--- Exercise brief ---
Look below and pull out each line with the word "source".

--- Given entries ---
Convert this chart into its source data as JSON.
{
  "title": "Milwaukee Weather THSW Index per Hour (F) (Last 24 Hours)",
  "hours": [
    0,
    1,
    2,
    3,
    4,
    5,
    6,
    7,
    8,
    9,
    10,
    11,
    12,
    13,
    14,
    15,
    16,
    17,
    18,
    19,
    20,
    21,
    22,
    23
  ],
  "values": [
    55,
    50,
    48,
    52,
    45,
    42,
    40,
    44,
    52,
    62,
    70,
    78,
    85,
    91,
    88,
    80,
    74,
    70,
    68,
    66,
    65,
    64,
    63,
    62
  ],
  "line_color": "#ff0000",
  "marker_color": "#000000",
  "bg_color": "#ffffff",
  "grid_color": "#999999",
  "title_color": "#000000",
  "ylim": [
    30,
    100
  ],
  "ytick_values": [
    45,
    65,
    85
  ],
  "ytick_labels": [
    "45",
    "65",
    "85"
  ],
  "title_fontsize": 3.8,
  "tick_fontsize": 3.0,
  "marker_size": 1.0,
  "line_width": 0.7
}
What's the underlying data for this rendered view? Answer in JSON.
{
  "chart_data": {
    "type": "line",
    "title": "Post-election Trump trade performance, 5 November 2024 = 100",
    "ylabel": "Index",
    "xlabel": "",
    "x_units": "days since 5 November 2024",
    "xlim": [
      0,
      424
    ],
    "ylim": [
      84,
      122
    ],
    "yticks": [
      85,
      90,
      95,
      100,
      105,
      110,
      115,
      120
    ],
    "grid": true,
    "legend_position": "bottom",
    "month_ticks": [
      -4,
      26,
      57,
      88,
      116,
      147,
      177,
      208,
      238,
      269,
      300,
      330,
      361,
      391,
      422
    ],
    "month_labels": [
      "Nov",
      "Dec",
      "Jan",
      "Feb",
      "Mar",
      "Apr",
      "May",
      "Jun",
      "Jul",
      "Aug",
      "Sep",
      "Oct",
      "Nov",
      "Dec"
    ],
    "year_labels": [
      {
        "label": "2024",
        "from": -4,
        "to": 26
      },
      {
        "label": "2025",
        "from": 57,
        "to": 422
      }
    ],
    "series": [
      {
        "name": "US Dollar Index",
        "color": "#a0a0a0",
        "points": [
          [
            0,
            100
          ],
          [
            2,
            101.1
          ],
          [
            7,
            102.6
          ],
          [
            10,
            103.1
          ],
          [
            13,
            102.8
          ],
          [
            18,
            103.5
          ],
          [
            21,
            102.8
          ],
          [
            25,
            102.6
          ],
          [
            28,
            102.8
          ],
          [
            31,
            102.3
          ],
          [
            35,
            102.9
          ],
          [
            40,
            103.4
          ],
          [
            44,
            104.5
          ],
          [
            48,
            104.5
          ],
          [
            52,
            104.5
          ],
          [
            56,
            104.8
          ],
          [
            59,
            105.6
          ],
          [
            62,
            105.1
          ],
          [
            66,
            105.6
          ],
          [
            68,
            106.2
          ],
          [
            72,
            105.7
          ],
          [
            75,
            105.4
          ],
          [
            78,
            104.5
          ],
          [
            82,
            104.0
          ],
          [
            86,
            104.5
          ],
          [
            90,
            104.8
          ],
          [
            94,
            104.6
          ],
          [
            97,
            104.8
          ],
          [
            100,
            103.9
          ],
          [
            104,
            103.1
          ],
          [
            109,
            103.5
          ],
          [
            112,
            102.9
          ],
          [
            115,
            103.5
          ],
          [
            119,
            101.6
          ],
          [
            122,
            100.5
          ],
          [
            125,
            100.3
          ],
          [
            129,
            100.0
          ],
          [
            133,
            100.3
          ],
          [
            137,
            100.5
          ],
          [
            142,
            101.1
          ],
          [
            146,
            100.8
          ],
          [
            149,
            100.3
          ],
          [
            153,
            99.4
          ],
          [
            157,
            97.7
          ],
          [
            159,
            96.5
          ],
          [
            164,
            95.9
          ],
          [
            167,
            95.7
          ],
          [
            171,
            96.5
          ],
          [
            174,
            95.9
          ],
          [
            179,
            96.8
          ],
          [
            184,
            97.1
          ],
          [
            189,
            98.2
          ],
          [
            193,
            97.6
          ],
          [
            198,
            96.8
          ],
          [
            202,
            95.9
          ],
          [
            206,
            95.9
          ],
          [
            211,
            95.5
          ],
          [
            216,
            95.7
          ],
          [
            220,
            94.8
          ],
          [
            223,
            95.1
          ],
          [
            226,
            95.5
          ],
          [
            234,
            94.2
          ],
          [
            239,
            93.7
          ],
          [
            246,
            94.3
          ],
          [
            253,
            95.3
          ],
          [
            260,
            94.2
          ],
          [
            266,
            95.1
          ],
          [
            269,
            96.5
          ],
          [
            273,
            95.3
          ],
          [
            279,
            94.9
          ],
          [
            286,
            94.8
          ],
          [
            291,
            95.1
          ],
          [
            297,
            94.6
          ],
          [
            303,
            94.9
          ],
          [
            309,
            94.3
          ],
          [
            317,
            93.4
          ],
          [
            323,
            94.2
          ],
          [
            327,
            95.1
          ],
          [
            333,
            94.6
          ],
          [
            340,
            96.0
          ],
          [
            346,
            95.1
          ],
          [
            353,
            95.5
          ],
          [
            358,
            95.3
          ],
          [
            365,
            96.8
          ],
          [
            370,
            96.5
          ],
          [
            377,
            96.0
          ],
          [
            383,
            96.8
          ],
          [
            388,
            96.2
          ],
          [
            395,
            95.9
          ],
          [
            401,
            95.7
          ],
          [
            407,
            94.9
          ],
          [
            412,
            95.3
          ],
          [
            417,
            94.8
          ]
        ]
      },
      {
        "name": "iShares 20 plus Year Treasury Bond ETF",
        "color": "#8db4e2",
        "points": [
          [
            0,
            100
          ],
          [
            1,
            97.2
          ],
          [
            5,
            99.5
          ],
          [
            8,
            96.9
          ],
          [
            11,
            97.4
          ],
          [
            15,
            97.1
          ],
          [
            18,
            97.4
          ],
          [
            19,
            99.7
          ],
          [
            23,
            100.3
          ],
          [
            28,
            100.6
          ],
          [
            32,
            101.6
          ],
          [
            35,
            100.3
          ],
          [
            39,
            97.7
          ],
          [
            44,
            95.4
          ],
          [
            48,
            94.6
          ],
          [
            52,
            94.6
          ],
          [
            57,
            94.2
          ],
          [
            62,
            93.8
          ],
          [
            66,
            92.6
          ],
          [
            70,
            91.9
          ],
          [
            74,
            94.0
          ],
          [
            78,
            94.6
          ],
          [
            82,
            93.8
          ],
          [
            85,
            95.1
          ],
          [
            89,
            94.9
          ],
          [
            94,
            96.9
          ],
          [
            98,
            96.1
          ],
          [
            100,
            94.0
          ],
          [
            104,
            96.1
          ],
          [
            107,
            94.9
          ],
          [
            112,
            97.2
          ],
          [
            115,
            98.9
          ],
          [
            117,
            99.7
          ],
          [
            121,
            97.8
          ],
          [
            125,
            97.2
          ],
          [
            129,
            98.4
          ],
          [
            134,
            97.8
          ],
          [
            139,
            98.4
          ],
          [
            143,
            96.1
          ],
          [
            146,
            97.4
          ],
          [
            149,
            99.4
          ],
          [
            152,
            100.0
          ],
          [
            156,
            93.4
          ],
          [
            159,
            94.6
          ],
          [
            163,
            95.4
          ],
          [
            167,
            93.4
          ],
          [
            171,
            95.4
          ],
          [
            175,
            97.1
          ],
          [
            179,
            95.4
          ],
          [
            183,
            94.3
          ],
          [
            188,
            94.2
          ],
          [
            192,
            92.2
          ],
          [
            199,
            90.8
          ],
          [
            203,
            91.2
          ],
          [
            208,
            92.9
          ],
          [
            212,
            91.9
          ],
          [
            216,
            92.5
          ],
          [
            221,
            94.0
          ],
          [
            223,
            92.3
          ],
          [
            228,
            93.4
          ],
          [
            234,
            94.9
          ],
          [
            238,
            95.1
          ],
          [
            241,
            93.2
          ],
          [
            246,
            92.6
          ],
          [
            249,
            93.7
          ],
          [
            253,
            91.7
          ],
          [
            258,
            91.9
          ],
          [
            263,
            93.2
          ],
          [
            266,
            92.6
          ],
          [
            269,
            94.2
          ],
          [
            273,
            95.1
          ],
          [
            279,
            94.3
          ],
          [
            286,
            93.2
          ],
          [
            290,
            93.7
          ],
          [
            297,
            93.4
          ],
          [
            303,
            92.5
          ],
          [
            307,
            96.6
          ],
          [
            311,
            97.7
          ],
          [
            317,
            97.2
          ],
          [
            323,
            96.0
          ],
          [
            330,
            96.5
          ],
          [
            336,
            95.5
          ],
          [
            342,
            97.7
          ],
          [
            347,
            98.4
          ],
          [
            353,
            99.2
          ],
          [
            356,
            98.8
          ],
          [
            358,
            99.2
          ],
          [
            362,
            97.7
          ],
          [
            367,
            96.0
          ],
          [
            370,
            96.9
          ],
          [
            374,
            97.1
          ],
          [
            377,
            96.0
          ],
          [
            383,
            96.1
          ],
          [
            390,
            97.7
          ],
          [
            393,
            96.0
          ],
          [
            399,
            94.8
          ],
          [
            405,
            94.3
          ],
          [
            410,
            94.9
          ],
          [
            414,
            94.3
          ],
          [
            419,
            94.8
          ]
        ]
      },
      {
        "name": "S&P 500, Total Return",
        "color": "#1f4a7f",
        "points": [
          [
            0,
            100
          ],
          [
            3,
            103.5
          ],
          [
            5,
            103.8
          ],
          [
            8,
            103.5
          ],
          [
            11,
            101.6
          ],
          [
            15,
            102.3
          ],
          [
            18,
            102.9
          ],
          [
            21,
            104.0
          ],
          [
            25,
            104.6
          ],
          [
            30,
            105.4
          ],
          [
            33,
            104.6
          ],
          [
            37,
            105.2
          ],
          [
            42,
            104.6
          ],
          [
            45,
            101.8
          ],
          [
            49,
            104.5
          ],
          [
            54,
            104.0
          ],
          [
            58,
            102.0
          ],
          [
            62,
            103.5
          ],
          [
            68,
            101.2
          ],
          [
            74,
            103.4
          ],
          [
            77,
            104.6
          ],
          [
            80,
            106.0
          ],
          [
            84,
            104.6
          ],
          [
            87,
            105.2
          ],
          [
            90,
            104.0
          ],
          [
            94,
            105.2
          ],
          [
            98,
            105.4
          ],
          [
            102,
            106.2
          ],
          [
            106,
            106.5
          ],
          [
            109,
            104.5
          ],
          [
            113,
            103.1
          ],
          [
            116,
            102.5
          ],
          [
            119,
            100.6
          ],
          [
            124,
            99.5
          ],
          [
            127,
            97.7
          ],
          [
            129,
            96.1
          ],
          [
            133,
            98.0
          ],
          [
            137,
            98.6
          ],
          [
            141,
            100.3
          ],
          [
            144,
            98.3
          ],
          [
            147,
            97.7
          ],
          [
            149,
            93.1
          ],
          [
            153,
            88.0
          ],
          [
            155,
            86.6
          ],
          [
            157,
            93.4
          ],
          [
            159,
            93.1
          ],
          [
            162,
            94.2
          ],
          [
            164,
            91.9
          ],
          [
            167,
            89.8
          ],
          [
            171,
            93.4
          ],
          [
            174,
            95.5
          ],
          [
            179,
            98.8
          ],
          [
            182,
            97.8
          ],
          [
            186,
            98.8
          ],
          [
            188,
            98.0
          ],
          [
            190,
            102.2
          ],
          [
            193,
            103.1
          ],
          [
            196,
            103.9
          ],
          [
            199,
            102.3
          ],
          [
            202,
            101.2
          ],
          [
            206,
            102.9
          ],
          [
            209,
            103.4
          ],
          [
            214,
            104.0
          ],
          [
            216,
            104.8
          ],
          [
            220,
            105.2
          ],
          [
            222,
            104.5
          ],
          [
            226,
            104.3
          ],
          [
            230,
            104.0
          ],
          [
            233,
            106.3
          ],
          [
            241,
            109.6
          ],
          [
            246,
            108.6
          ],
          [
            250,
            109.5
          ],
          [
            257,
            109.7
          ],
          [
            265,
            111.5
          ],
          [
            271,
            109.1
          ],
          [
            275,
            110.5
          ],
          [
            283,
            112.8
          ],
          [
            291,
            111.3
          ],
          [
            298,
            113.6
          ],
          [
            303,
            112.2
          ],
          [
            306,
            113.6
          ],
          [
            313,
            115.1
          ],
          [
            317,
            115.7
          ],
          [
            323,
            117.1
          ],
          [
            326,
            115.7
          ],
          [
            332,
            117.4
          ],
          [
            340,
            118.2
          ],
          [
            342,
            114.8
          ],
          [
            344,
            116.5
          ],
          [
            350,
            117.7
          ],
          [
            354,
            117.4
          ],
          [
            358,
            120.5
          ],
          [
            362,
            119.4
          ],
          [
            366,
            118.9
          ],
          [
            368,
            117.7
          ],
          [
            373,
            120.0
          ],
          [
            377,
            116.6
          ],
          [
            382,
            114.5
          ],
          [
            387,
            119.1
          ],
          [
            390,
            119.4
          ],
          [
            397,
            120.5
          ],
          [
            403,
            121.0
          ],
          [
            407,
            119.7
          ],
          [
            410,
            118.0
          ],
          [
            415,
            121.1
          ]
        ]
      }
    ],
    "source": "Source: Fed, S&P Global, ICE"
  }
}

--- The solution ---
Convert this chart into its source data as JSON.
    "source": "Source: Fed, S&P Global, ICE"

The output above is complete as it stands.